Give every line back verbatim, dropping all images.

Stored records:
----
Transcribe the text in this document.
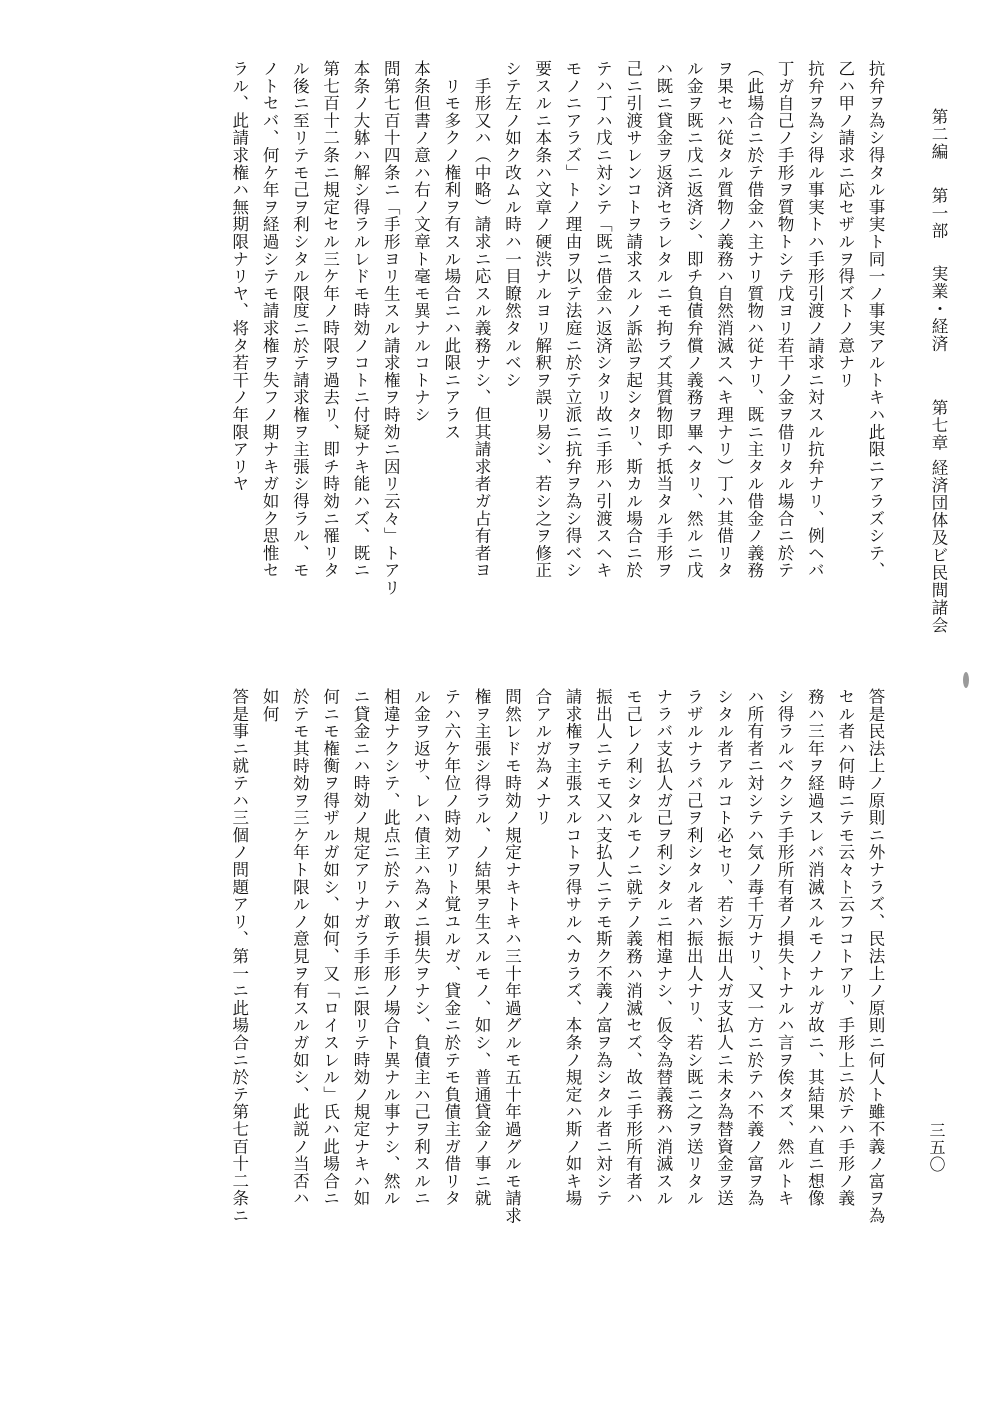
第二編第一部実業・経済第七章経済団体及ビ民間諸会
三五〇
抗弁ヲ為シ得タル事実ト同一ノ事実アルトキハ此限ニアラズシテ、
乙ハ甲ノ請求ニ応セザルヲ得ズトノ意ナリ
抗弁ヲ為シ得ル事実トハ手形引渡ノ請求ニ対スル抗弁ナリ、例ヘバ
丁ガ自己ノ手形ヲ質物トシテ戊ヨリ若干ノ金ヲ借リタル場合ニ於テ
（此場合ニ於テ借金ハ主ナリ質物ハ従ナリ、既ニ主タル借金ノ義務
ヲ果セハ従タル質物ノ義務ハ自然消滅スヘキ理ナリ）丁ハ其借リタ
ル金ヲ既ニ戊ニ返済シ、即チ負債弁償ノ義務ヲ畢ヘタリ、然ルニ戊
ハ既ニ貸金ヲ返済セラレタルニモ拘ラズ其質物即チ抵当タル手形ヲ
己ニ引渡サレンコトヲ請求スルノ訴訟ヲ起シタリ、斯カル場合ニ於
テハ丁ハ戊ニ対シテ「既ニ借金ハ返済シタリ故ニ手形ハ引渡スヘキ
モノニアラズ」トノ理由ヲ以テ法庭ニ於テ立派ニ抗弁ヲ為シ得ベシ
要スルニ本条ハ文章ノ硬渋ナルヨリ解釈ヲ誤リ易シ、若シ之ヲ修正
シテ左ノ如ク改ムル時ハ一目瞭然タルベシ
　手形又ハ（中略）請求ニ応スル義務ナシ、但其請求者ガ占有者ヨ
　リモ多クノ権利ヲ有スル場合ニハ此限ニアラス
本条但書ノ意ハ右ノ文章ト毫モ異ナルコトナシ
問第七百十四条ニ「手形ヨリ生スル請求権ヲ時効ニ因リ云々」トアリ
本条ノ大躰ハ解シ得ラルレドモ時効ノコトニ付疑ナキ能ハズ、既ニ
第七百十二条ニ規定セル三ケ年ノ時限ヲ過去リ、即チ時効ニ罹リタ
ル後ニ至リテモ己ヲ利シタル限度ニ於テ請求権ヲ主張シ得ラル、モ
ノトセバ、何ケ年ヲ経過シテモ請求権ヲ失フノ期ナキガ如ク思惟セ
ラル、此請求権ハ無期限ナリヤ、将タ若干ノ年限アリヤ
答是民法上ノ原則ニ外ナラズ、民法上ノ原則ニ何人ト雖不義ノ富ヲ為
セル者ハ何時ニテモ云々ト云フコトアリ、手形上ニ於テハ手形ノ義
務ハ三年ヲ経過スレバ消滅スルモノナルガ故ニ、其結果ハ直ニ想像
シ得ラルベクシテ手形所有者ノ損失トナルハ言ヲ俟タズ、然ルトキ
ハ所有者ニ対シテハ気ノ毒千万ナリ、又一方ニ於テハ不義ノ富ヲ為
シタル者アルコト必セリ、若シ振出人ガ支払人ニ未タ為替資金ヲ送
ラザルナラバ己ヲ利シタル者ハ振出人ナリ、若シ既ニ之ヲ送リタル
ナラバ支払人ガ己ヲ利シタルニ相違ナシ、仮令為替義務ハ消滅スル
モ己レノ利シタルモノニ就テノ義務ハ消滅セズ、故ニ手形所有者ハ
振出人ニテモ又ハ支払人ニテモ斯ク不義ノ富ヲ為シタル者ニ対シテ
請求権ヲ主張スルコトヲ得サルヘカラズ、本条ノ規定ハ斯ノ如キ場
合アルガ為メナリ
問然レドモ時効ノ規定ナキトキハ三十年過グルモ五十年過グルモ請求
権ヲ主張シ得ラル、ノ結果ヲ生スルモノ、如シ、普通貸金ノ事ニ就
テハ六ケ年位ノ時効アリト覚ユルガ、貸金ニ於テモ負債主ガ借リタ
ル金ヲ返サ、レハ債主ハ為メニ損失ヲナシ、負債主ハ己ヲ利スルニ
相違ナクシテ、此点ニ於テハ敢テ手形ノ場合ト異ナル事ナシ、然ル
ニ貸金ニハ時効ノ規定アリナガラ手形ニ限リテ時効ノ規定ナキハ如
何ニモ権衡ヲ得ザルガ如シ、如何、又「ロイスレル」氏ハ此場合ニ
於テモ其時効ヲ三ケ年ト限ルノ意見ヲ有スルガ如シ、此説ノ当否ハ
如何
答是事ニ就テハ三個ノ問題アリ、第一ニ此場合ニ於テ第七百十二条ニ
----
* **Answer below**
Transcribe the text in this document.
第二編第一部実業・経済第七章経済団体及ビ民間諸会
三五〇
抗弁ヲ為シ得タル事実ト同一ノ事実アルトキハ此限ニアラズシテ、
乙ハ甲ノ請求ニ応セザルヲ得ズトノ意ナリ
抗弁ヲ為シ得ル事実トハ手形引渡ノ請求ニ対スル抗弁ナリ、例ヘバ
丁ガ自己ノ手形ヲ質物トシテ戊ヨリ若干ノ金ヲ借リタル場合ニ於テ
（此場合ニ於テ借金ハ主ナリ質物ハ従ナリ、既ニ主タル借金ノ義務
ヲ果セハ従タル質物ノ義務ハ自然消滅スヘキ理ナリ）丁ハ其借リタ
ル金ヲ既ニ戊ニ返済シ、即チ負債弁償ノ義務ヲ畢ヘタリ、然ルニ戊
ハ既ニ貸金ヲ返済セラレタルニモ拘ラズ其質物即チ抵当タル手形ヲ
己ニ引渡サレンコトヲ請求スルノ訴訟ヲ起シタリ、斯カル場合ニ於
テハ丁ハ戊ニ対シテ「既ニ借金ハ返済シタリ故ニ手形ハ引渡スヘキ
モノニアラズ」トノ理由ヲ以テ法庭ニ於テ立派ニ抗弁ヲ為シ得ベシ
要スルニ本条ハ文章ノ硬渋ナルヨリ解釈ヲ誤リ易シ、若シ之ヲ修正
シテ左ノ如ク改ムル時ハ一目瞭然タルベシ
　手形又ハ（中略）請求ニ応スル義務ナシ、但其請求者ガ占有者ヨ
　リモ多クノ権利ヲ有スル場合ニハ此限ニアラス
本条但書ノ意ハ右ノ文章ト毫モ異ナルコトナシ
問第七百十四条ニ「手形ヨリ生スル請求権ヲ時効ニ因リ云々」トアリ
本条ノ大躰ハ解シ得ラルレドモ時効ノコトニ付疑ナキ能ハズ、既ニ
第七百十二条ニ規定セル三ケ年ノ時限ヲ過去リ、即チ時効ニ罹リタ
ル後ニ至リテモ己ヲ利シタル限度ニ於テ請求権ヲ主張シ得ラル、モ
ノトセバ、何ケ年ヲ経過シテモ請求権ヲ失フノ期ナキガ如ク思惟セ
ラル、此請求権ハ無期限ナリヤ、将タ若干ノ年限アリヤ
答是民法上ノ原則ニ外ナラズ、民法上ノ原則ニ何人ト雖不義ノ富ヲ為
セル者ハ何時ニテモ云々ト云フコトアリ、手形上ニ於テハ手形ノ義
務ハ三年ヲ経過スレバ消滅スルモノナルガ故ニ、其結果ハ直ニ想像
シ得ラルベクシテ手形所有者ノ損失トナルハ言ヲ俟タズ、然ルトキ
ハ所有者ニ対シテハ気ノ毒千万ナリ、又一方ニ於テハ不義ノ富ヲ為
シタル者アルコト必セリ、若シ振出人ガ支払人ニ未タ為替資金ヲ送
ラザルナラバ己ヲ利シタル者ハ振出人ナリ、若シ既ニ之ヲ送リタル
ナラバ支払人ガ己ヲ利シタルニ相違ナシ、仮令為替義務ハ消滅スル
モ己レノ利シタルモノニ就テノ義務ハ消滅セズ、故ニ手形所有者ハ
振出人ニテモ又ハ支払人ニテモ斯ク不義ノ富ヲ為シタル者ニ対シテ
請求権ヲ主張スルコトヲ得サルヘカラズ、本条ノ規定ハ斯ノ如キ場
合アルガ為メナリ
問然レドモ時効ノ規定ナキトキハ三十年過グルモ五十年過グルモ請求
権ヲ主張シ得ラル、ノ結果ヲ生スルモノ、如シ、普通貸金ノ事ニ就
テハ六ケ年位ノ時効アリト覚ユルガ、貸金ニ於テモ負債主ガ借リタ
ル金ヲ返サ、レハ債主ハ為メニ損失ヲナシ、負債主ハ己ヲ利スルニ
相違ナクシテ、此点ニ於テハ敢テ手形ノ場合ト異ナル事ナシ、然ル
ニ貸金ニハ時効ノ規定アリナガラ手形ニ限リテ時効ノ規定ナキハ如
何ニモ権衡ヲ得ザルガ如シ、如何、又「ロイスレル」氏ハ此場合ニ
於テモ其時効ヲ三ケ年ト限ルノ意見ヲ有スルガ如シ、此説ノ当否ハ
如何
答是事ニ就テハ三個ノ問題アリ、第一ニ此場合ニ於テ第七百十二条ニ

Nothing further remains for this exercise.